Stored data
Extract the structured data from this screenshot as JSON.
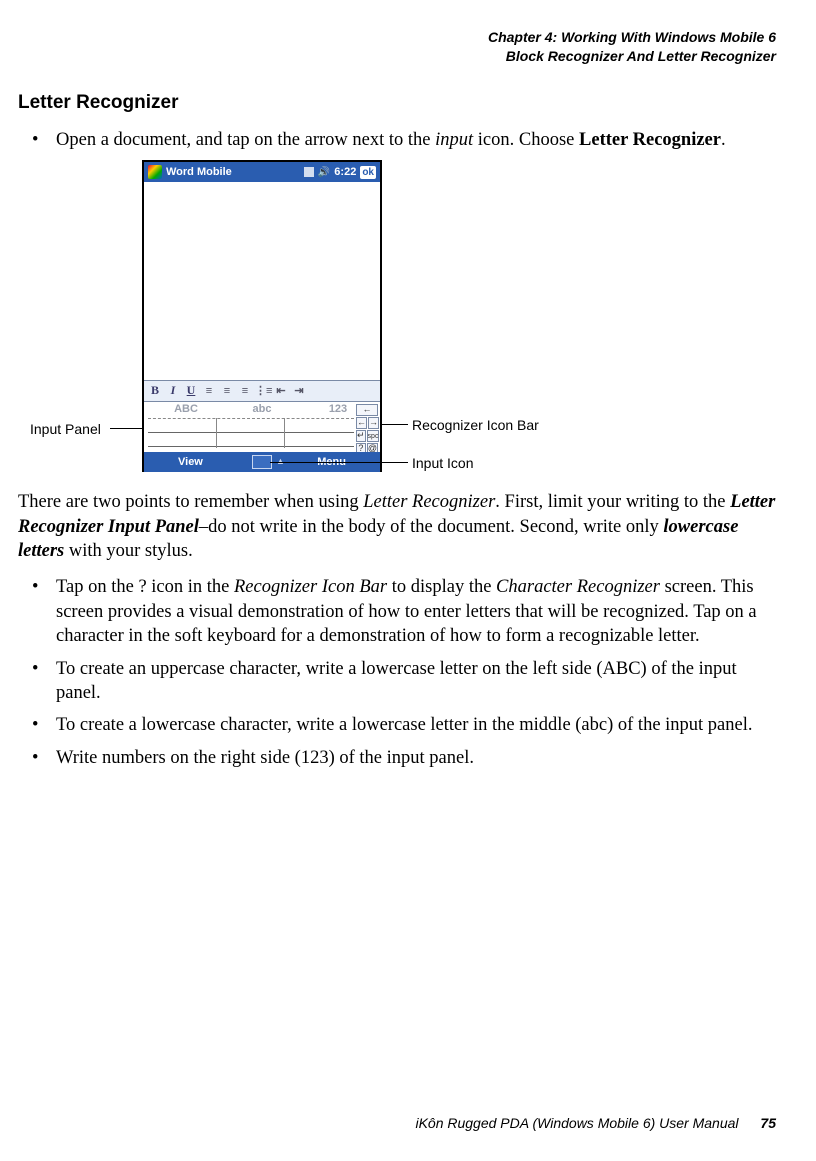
{
  "header": {
    "line1": "Chapter 4: Working With Windows Mobile 6",
    "line2": "Block Recognizer And Letter Recognizer"
  },
  "section_title": "Letter Recognizer",
  "intro_bullet": {
    "prefix": "Open a document, and tap on the arrow next to the ",
    "em1": "input",
    "mid": " icon. Choose ",
    "bold": "Letter Recognizer",
    "suffix": "."
  },
  "figure": {
    "app_title": "Word Mobile",
    "time": "6:22",
    "ok": "ok",
    "toolbar": {
      "b": "B",
      "i": "I",
      "u": "U"
    },
    "zones": {
      "abc_upper": "ABC",
      "abc_lower": "abc",
      "num": "123"
    },
    "iconbar": {
      "bksp": "←",
      "left": "←",
      "right": "→",
      "enter": "↵",
      "spc": "spc",
      "help": "?",
      "at": "@"
    },
    "bottom": {
      "view": "View",
      "menu": "Menu"
    },
    "callouts": {
      "input_panel": "Input Panel",
      "recognizer_bar": "Recognizer Icon Bar",
      "input_icon": "Input Icon"
    }
  },
  "para_after": {
    "t1": "There are two points to remember when using ",
    "em1": "Letter Recognizer",
    "t2": ". First, limit your writing to the ",
    "bem1": "Letter Recognizer Input Panel",
    "t3": "–do not write in the body of the document. Second, write only ",
    "bem2": "lowercase letters",
    "t4": " with your stylus."
  },
  "bullets": [
    {
      "t1": "Tap on the ? icon in the ",
      "em1": "Recognizer Icon Bar",
      "t2": " to display the ",
      "em2": "Character Recognizer",
      "t3": " screen. This screen provides a visual demonstration of how to enter letters that will be recognized. Tap on a character in the soft keyboard for a demonstration of how to form a recognizable letter."
    },
    {
      "plain": "To create an uppercase character, write a lowercase letter on the left side (ABC) of the input panel."
    },
    {
      "plain": "To create a lowercase character, write a lowercase letter in the middle (abc) of the input panel."
    },
    {
      "plain": "Write numbers on the right side (123) of the input panel."
    }
  ],
  "footer": {
    "text": "iKôn Rugged PDA (Windows Mobile 6) User Manual",
    "page": "75"
  }
}
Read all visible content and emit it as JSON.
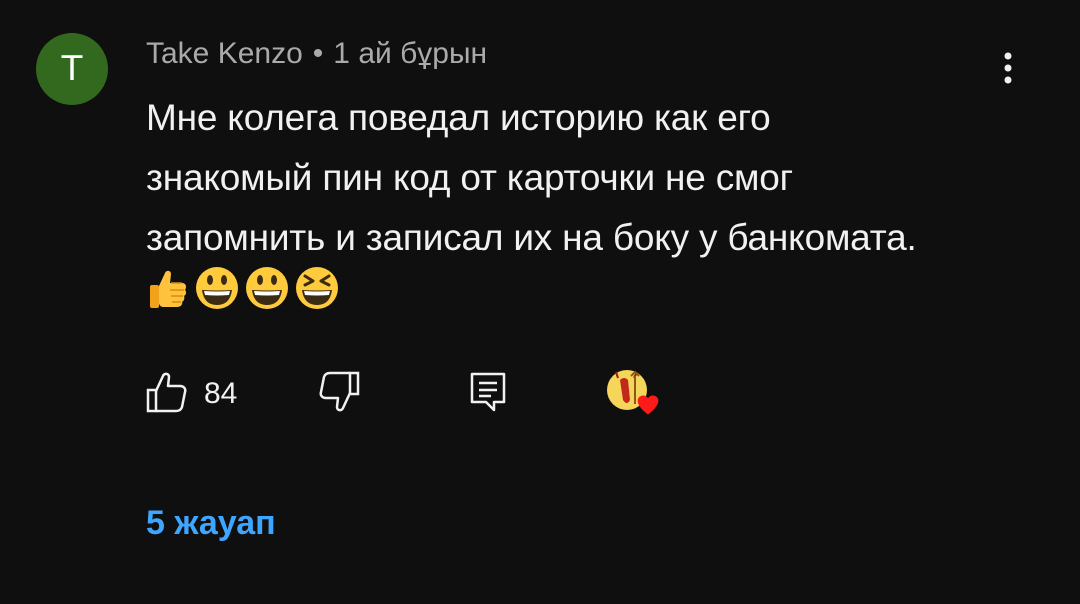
{
  "comment": {
    "avatar_letter": "T",
    "author": "Take Kenzo",
    "separator": "•",
    "time": "1 ай бұрын",
    "text": "Мне колега поведал историю как его знакомый пин код от карточки не смог запомнить и записал их на боку у банкомата.",
    "emojis": [
      "thumbs-up",
      "grinning-face",
      "grinning-face",
      "laughing-face"
    ]
  },
  "actions": {
    "like_count": "84",
    "like_icon": "thumbs-up-icon",
    "dislike_icon": "thumbs-down-icon",
    "reply_icon": "reply-icon",
    "creator_heart_icon": "creator-heart-icon"
  },
  "replies": {
    "label": "5 жауап"
  },
  "colors": {
    "background": "#0f0f0f",
    "avatar": "#33691e",
    "link": "#3ea6ff",
    "heart": "#ff0000"
  }
}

### [Directions for this task]
Take every line from the data that contains the word "heart".

### [Worked solution]
    "creator_heart_icon": "creator-heart-icon"
    "heart": "#ff0000"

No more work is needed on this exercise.